__What you should do__. Every line that holds "Brasil" should be shown.

------------------------------------------------

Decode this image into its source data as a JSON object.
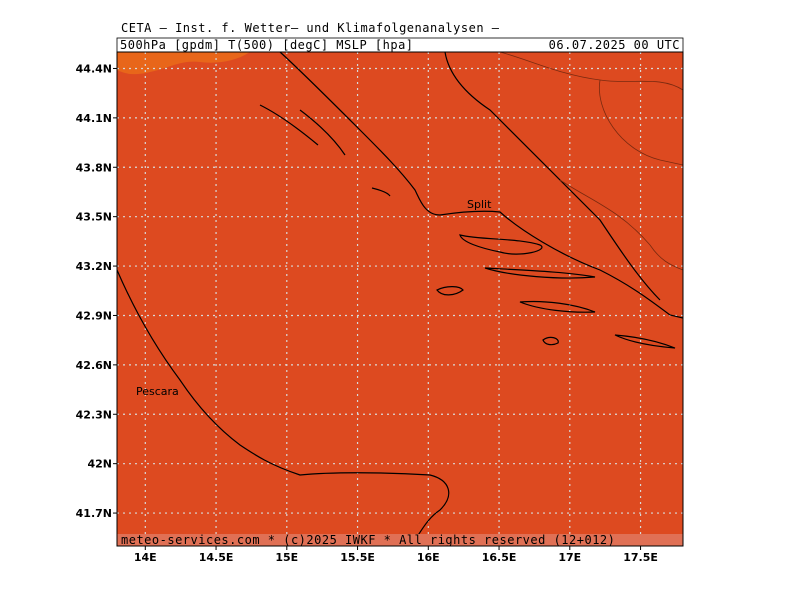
{
  "header": {
    "title": "CETA — Inst. f. Wetter— und Klimafolgenanalysen —",
    "fields": "500hPa [gpdm] T(500) [degC] MSLP [hpa]",
    "date": "06.07.2025 00 UTC"
  },
  "map": {
    "lon_range": [
      13.8,
      17.8
    ],
    "lat_range": [
      41.5,
      44.5
    ],
    "lat_ticks": [
      {
        "value": 44.4,
        "label": "44.4N"
      },
      {
        "value": 44.1,
        "label": "44.1N"
      },
      {
        "value": 43.8,
        "label": "43.8N"
      },
      {
        "value": 43.5,
        "label": "43.5N"
      },
      {
        "value": 43.2,
        "label": "43.2N"
      },
      {
        "value": 42.9,
        "label": "42.9N"
      },
      {
        "value": 42.6,
        "label": "42.6N"
      },
      {
        "value": 42.3,
        "label": "42.3N"
      },
      {
        "value": 42,
        "label": "42N"
      },
      {
        "value": 41.7,
        "label": "41.7N"
      }
    ],
    "lon_ticks": [
      {
        "value": 14,
        "label": "14E"
      },
      {
        "value": 14.5,
        "label": "14.5E"
      },
      {
        "value": 15,
        "label": "15E"
      },
      {
        "value": 15.5,
        "label": "15.5E"
      },
      {
        "value": 16,
        "label": "16E"
      },
      {
        "value": 16.5,
        "label": "16.5E"
      },
      {
        "value": 17,
        "label": "17E"
      },
      {
        "value": 17.5,
        "label": "17.5E"
      }
    ],
    "places": [
      "Split",
      "Pescara"
    ]
  },
  "footer": "meteo-services.com * (c)2025 IWKF * All rights reserved (12+012)"
}
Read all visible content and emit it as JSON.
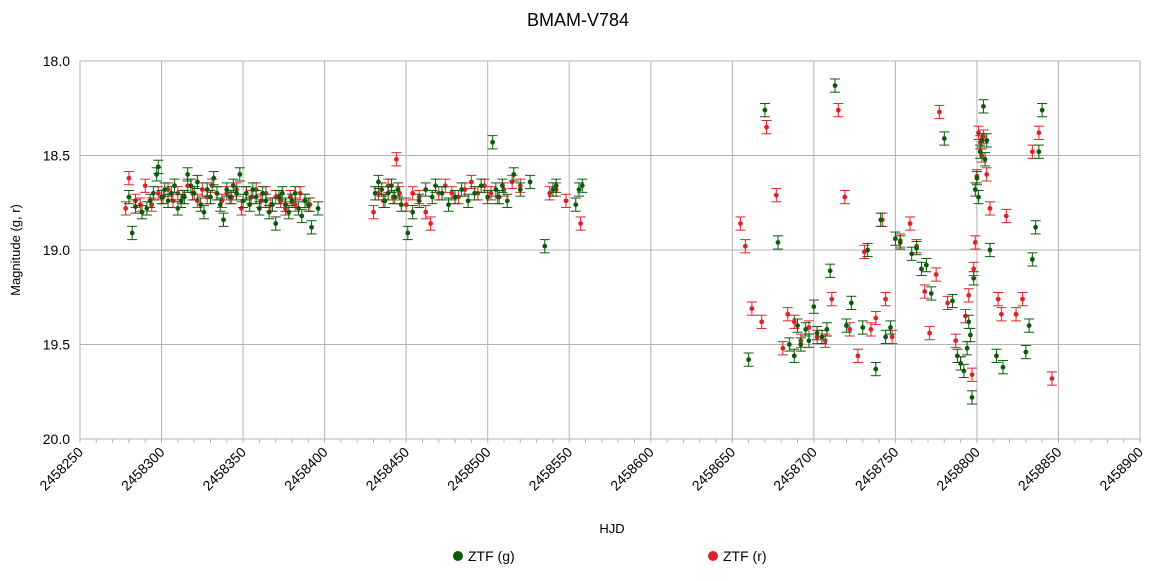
{
  "chart_data": {
    "type": "scatter",
    "title": "BMAM-V784",
    "xlabel": "HJD",
    "ylabel": "Magnitude (g, r)",
    "xlim": [
      2458250,
      2458900
    ],
    "ylim": [
      18.0,
      20.0
    ],
    "y_inverted": true,
    "x_ticks": [
      "2458250",
      "2458300",
      "2458350",
      "2458400",
      "2458450",
      "2458500",
      "2458550",
      "2458600",
      "2458650",
      "2458700",
      "2458750",
      "2458800",
      "2458850",
      "2458900"
    ],
    "y_ticks": [
      "18.0",
      "18.5",
      "19.0",
      "19.5",
      "20.0"
    ],
    "grid": true,
    "legend_position": "bottom",
    "series": [
      {
        "name": "ZTF (g)",
        "color": "#0a5c0a",
        "err": 0.035,
        "points": [
          [
            2458280,
            18.72
          ],
          [
            2458282,
            18.91
          ],
          [
            2458284,
            18.77
          ],
          [
            2458288,
            18.8
          ],
          [
            2458291,
            18.78
          ],
          [
            2458293,
            18.74
          ],
          [
            2458295,
            18.7
          ],
          [
            2458297,
            18.6
          ],
          [
            2458298,
            18.56
          ],
          [
            2458300,
            18.72
          ],
          [
            2458302,
            18.68
          ],
          [
            2458304,
            18.74
          ],
          [
            2458306,
            18.7
          ],
          [
            2458308,
            18.66
          ],
          [
            2458310,
            18.78
          ],
          [
            2458312,
            18.74
          ],
          [
            2458314,
            18.72
          ],
          [
            2458316,
            18.6
          ],
          [
            2458318,
            18.66
          ],
          [
            2458320,
            18.7
          ],
          [
            2458322,
            18.64
          ],
          [
            2458324,
            18.76
          ],
          [
            2458326,
            18.8
          ],
          [
            2458328,
            18.68
          ],
          [
            2458330,
            18.72
          ],
          [
            2458332,
            18.62
          ],
          [
            2458334,
            18.7
          ],
          [
            2458336,
            18.76
          ],
          [
            2458338,
            18.84
          ],
          [
            2458340,
            18.68
          ],
          [
            2458342,
            18.72
          ],
          [
            2458344,
            18.66
          ],
          [
            2458346,
            18.7
          ],
          [
            2458348,
            18.6
          ],
          [
            2458350,
            18.74
          ],
          [
            2458352,
            18.7
          ],
          [
            2458354,
            18.76
          ],
          [
            2458356,
            18.68
          ],
          [
            2458358,
            18.72
          ],
          [
            2458360,
            18.78
          ],
          [
            2458362,
            18.7
          ],
          [
            2458364,
            18.74
          ],
          [
            2458366,
            18.8
          ],
          [
            2458368,
            18.76
          ],
          [
            2458370,
            18.86
          ],
          [
            2458372,
            18.72
          ],
          [
            2458374,
            18.7
          ],
          [
            2458376,
            18.76
          ],
          [
            2458378,
            18.8
          ],
          [
            2458380,
            18.74
          ],
          [
            2458382,
            18.7
          ],
          [
            2458384,
            18.78
          ],
          [
            2458386,
            18.82
          ],
          [
            2458388,
            18.74
          ],
          [
            2458390,
            18.76
          ],
          [
            2458392,
            18.88
          ],
          [
            2458396,
            18.78
          ],
          [
            2458431,
            18.7
          ],
          [
            2458433,
            18.64
          ],
          [
            2458435,
            18.68
          ],
          [
            2458437,
            18.74
          ],
          [
            2458439,
            18.7
          ],
          [
            2458441,
            18.66
          ],
          [
            2458443,
            18.72
          ],
          [
            2458445,
            18.68
          ],
          [
            2458447,
            18.76
          ],
          [
            2458451,
            18.91
          ],
          [
            2458454,
            18.8
          ],
          [
            2458458,
            18.74
          ],
          [
            2458462,
            18.68
          ],
          [
            2458466,
            18.72
          ],
          [
            2458468,
            18.66
          ],
          [
            2458472,
            18.7
          ],
          [
            2458476,
            18.76
          ],
          [
            2458480,
            18.72
          ],
          [
            2458484,
            18.68
          ],
          [
            2458488,
            18.74
          ],
          [
            2458492,
            18.7
          ],
          [
            2458496,
            18.66
          ],
          [
            2458500,
            18.72
          ],
          [
            2458503,
            18.43
          ],
          [
            2458505,
            18.68
          ],
          [
            2458507,
            18.72
          ],
          [
            2458509,
            18.66
          ],
          [
            2458512,
            18.74
          ],
          [
            2458516,
            18.6
          ],
          [
            2458520,
            18.68
          ],
          [
            2458526,
            18.64
          ],
          [
            2458535,
            18.98
          ],
          [
            2458540,
            18.68
          ],
          [
            2458542,
            18.66
          ],
          [
            2458554,
            18.76
          ],
          [
            2458556,
            18.68
          ],
          [
            2458558,
            18.66
          ],
          [
            2458660,
            19.58
          ],
          [
            2458670,
            18.26
          ],
          [
            2458678,
            18.96
          ],
          [
            2458685,
            19.5
          ],
          [
            2458688,
            19.56
          ],
          [
            2458690,
            19.4
          ],
          [
            2458692,
            19.5
          ],
          [
            2458695,
            19.42
          ],
          [
            2458697,
            19.48
          ],
          [
            2458700,
            19.3
          ],
          [
            2458702,
            19.44
          ],
          [
            2458705,
            19.46
          ],
          [
            2458708,
            19.42
          ],
          [
            2458710,
            19.11
          ],
          [
            2458713,
            18.13
          ],
          [
            2458720,
            19.4
          ],
          [
            2458723,
            19.28
          ],
          [
            2458730,
            19.41
          ],
          [
            2458733,
            19.0
          ],
          [
            2458738,
            19.63
          ],
          [
            2458741,
            18.84
          ],
          [
            2458744,
            19.46
          ],
          [
            2458747,
            19.41
          ],
          [
            2458750,
            18.94
          ],
          [
            2458753,
            18.96
          ],
          [
            2458760,
            19.02
          ],
          [
            2458763,
            18.99
          ],
          [
            2458766,
            19.1
          ],
          [
            2458769,
            19.08
          ],
          [
            2458772,
            19.23
          ],
          [
            2458780,
            18.41
          ],
          [
            2458785,
            19.27
          ],
          [
            2458788,
            19.56
          ],
          [
            2458790,
            19.6
          ],
          [
            2458792,
            19.64
          ],
          [
            2458794,
            19.52
          ],
          [
            2458795,
            19.38
          ],
          [
            2458796,
            19.45
          ],
          [
            2458797,
            19.78
          ],
          [
            2458798,
            19.15
          ],
          [
            2458799,
            18.68
          ],
          [
            2458800,
            18.62
          ],
          [
            2458801,
            18.72
          ],
          [
            2458802,
            18.48
          ],
          [
            2458803,
            18.42
          ],
          [
            2458804,
            18.24
          ],
          [
            2458805,
            18.52
          ],
          [
            2458806,
            18.42
          ],
          [
            2458808,
            19.0
          ],
          [
            2458812,
            19.56
          ],
          [
            2458816,
            19.62
          ],
          [
            2458830,
            19.54
          ],
          [
            2458832,
            19.4
          ],
          [
            2458834,
            19.05
          ],
          [
            2458836,
            18.88
          ],
          [
            2458838,
            18.48
          ],
          [
            2458840,
            18.26
          ]
        ]
      },
      {
        "name": "ZTF (r)",
        "color": "#e0202a",
        "err": 0.035,
        "points": [
          [
            2458278,
            18.78
          ],
          [
            2458280,
            18.62
          ],
          [
            2458284,
            18.74
          ],
          [
            2458287,
            18.76
          ],
          [
            2458290,
            18.66
          ],
          [
            2458294,
            18.76
          ],
          [
            2458298,
            18.7
          ],
          [
            2458301,
            18.72
          ],
          [
            2458304,
            18.68
          ],
          [
            2458307,
            18.74
          ],
          [
            2458310,
            18.7
          ],
          [
            2458313,
            18.72
          ],
          [
            2458316,
            18.66
          ],
          [
            2458319,
            18.7
          ],
          [
            2458322,
            18.74
          ],
          [
            2458325,
            18.68
          ],
          [
            2458328,
            18.72
          ],
          [
            2458331,
            18.66
          ],
          [
            2458334,
            18.7
          ],
          [
            2458337,
            18.74
          ],
          [
            2458340,
            18.7
          ],
          [
            2458343,
            18.72
          ],
          [
            2458346,
            18.68
          ],
          [
            2458349,
            18.78
          ],
          [
            2458352,
            18.7
          ],
          [
            2458355,
            18.72
          ],
          [
            2458358,
            18.68
          ],
          [
            2458361,
            18.74
          ],
          [
            2458364,
            18.7
          ],
          [
            2458367,
            18.76
          ],
          [
            2458370,
            18.72
          ],
          [
            2458373,
            18.74
          ],
          [
            2458376,
            18.78
          ],
          [
            2458379,
            18.72
          ],
          [
            2458382,
            18.76
          ],
          [
            2458385,
            18.7
          ],
          [
            2458388,
            18.74
          ],
          [
            2458391,
            18.76
          ],
          [
            2458430,
            18.8
          ],
          [
            2458433,
            18.7
          ],
          [
            2458436,
            18.74
          ],
          [
            2458439,
            18.66
          ],
          [
            2458442,
            18.72
          ],
          [
            2458444,
            18.52
          ],
          [
            2458446,
            18.7
          ],
          [
            2458450,
            18.76
          ],
          [
            2458454,
            18.7
          ],
          [
            2458458,
            18.72
          ],
          [
            2458462,
            18.8
          ],
          [
            2458465,
            18.86
          ],
          [
            2458470,
            18.7
          ],
          [
            2458474,
            18.66
          ],
          [
            2458478,
            18.7
          ],
          [
            2458482,
            18.72
          ],
          [
            2458486,
            18.68
          ],
          [
            2458490,
            18.64
          ],
          [
            2458494,
            18.7
          ],
          [
            2458498,
            18.66
          ],
          [
            2458502,
            18.7
          ],
          [
            2458506,
            18.72
          ],
          [
            2458510,
            18.68
          ],
          [
            2458515,
            18.64
          ],
          [
            2458520,
            18.66
          ],
          [
            2458538,
            18.7
          ],
          [
            2458542,
            18.68
          ],
          [
            2458548,
            18.74
          ],
          [
            2458557,
            18.86
          ],
          [
            2458655,
            18.86
          ],
          [
            2458658,
            18.98
          ],
          [
            2458662,
            19.31
          ],
          [
            2458668,
            19.38
          ],
          [
            2458671,
            18.35
          ],
          [
            2458677,
            18.71
          ],
          [
            2458681,
            19.52
          ],
          [
            2458684,
            19.34
          ],
          [
            2458688,
            19.38
          ],
          [
            2458692,
            19.48
          ],
          [
            2458697,
            19.41
          ],
          [
            2458702,
            19.46
          ],
          [
            2458707,
            19.48
          ],
          [
            2458711,
            19.26
          ],
          [
            2458715,
            18.26
          ],
          [
            2458719,
            18.72
          ],
          [
            2458722,
            19.42
          ],
          [
            2458727,
            19.56
          ],
          [
            2458731,
            19.01
          ],
          [
            2458735,
            19.42
          ],
          [
            2458738,
            19.36
          ],
          [
            2458742,
            18.84
          ],
          [
            2458744,
            19.26
          ],
          [
            2458748,
            19.46
          ],
          [
            2458753,
            18.95
          ],
          [
            2458759,
            18.86
          ],
          [
            2458763,
            18.98
          ],
          [
            2458768,
            19.22
          ],
          [
            2458771,
            19.44
          ],
          [
            2458775,
            19.13
          ],
          [
            2458777,
            18.27
          ],
          [
            2458782,
            19.28
          ],
          [
            2458787,
            19.48
          ],
          [
            2458790,
            19.6
          ],
          [
            2458793,
            19.35
          ],
          [
            2458795,
            19.24
          ],
          [
            2458797,
            19.66
          ],
          [
            2458798,
            19.1
          ],
          [
            2458799,
            18.96
          ],
          [
            2458800,
            18.61
          ],
          [
            2458801,
            18.38
          ],
          [
            2458802,
            18.43
          ],
          [
            2458803,
            18.5
          ],
          [
            2458804,
            18.4
          ],
          [
            2458806,
            18.6
          ],
          [
            2458808,
            18.78
          ],
          [
            2458813,
            19.26
          ],
          [
            2458815,
            19.34
          ],
          [
            2458818,
            18.82
          ],
          [
            2458824,
            19.34
          ],
          [
            2458828,
            19.26
          ],
          [
            2458834,
            18.48
          ],
          [
            2458838,
            18.38
          ],
          [
            2458846,
            19.68
          ]
        ]
      }
    ]
  }
}
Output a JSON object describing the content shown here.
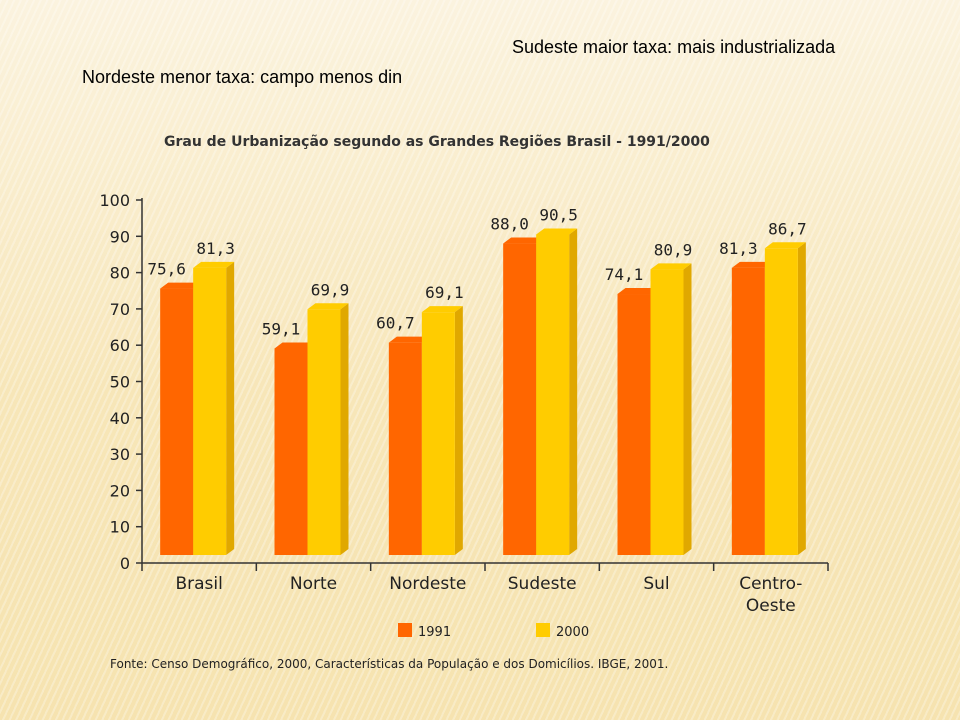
{
  "notes": {
    "top": "Sudeste maior taxa: mais industrializada",
    "second": "Nordeste menor taxa: campo menos din"
  },
  "chart_data": {
    "type": "bar",
    "title": "Grau de Urbanização segundo as Grandes Regiões Brasil - 1991/2000",
    "categories": [
      [
        "Brasil"
      ],
      [
        "Norte"
      ],
      [
        "Nordeste"
      ],
      [
        "Sudeste"
      ],
      [
        "Sul"
      ],
      [
        "Centro-",
        "Oeste"
      ]
    ],
    "series": [
      {
        "name": "1991",
        "color": "#ff6600",
        "side_color": "#cc4a00",
        "values": [
          75.6,
          59.1,
          60.7,
          88.0,
          74.1,
          81.3
        ],
        "labels": [
          "75,6",
          "59,1",
          "60,7",
          "88,0",
          "74,1",
          "81,3"
        ]
      },
      {
        "name": "2000",
        "color": "#ffcc00",
        "side_color": "#e0a800",
        "values": [
          81.3,
          69.9,
          69.1,
          90.5,
          80.9,
          86.7
        ],
        "labels": [
          "81,3",
          "69,9",
          "69,1",
          "90,5",
          "80,9",
          "86,7"
        ]
      }
    ],
    "ylim": [
      0,
      100
    ],
    "yticks": [
      0,
      10,
      20,
      30,
      40,
      50,
      60,
      70,
      80,
      90,
      100
    ],
    "grid": false,
    "legend_position": "bottom",
    "source": "Fonte: Censo Demográfico, 2000, Características da População e dos Domicílios. IBGE, 2001."
  }
}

------------------------------------------------

__Answer to this problem__.
    "title": "Grau de Urbanização segundo as Grandes Regiões Brasil - 1991/2000",
        "Brasil"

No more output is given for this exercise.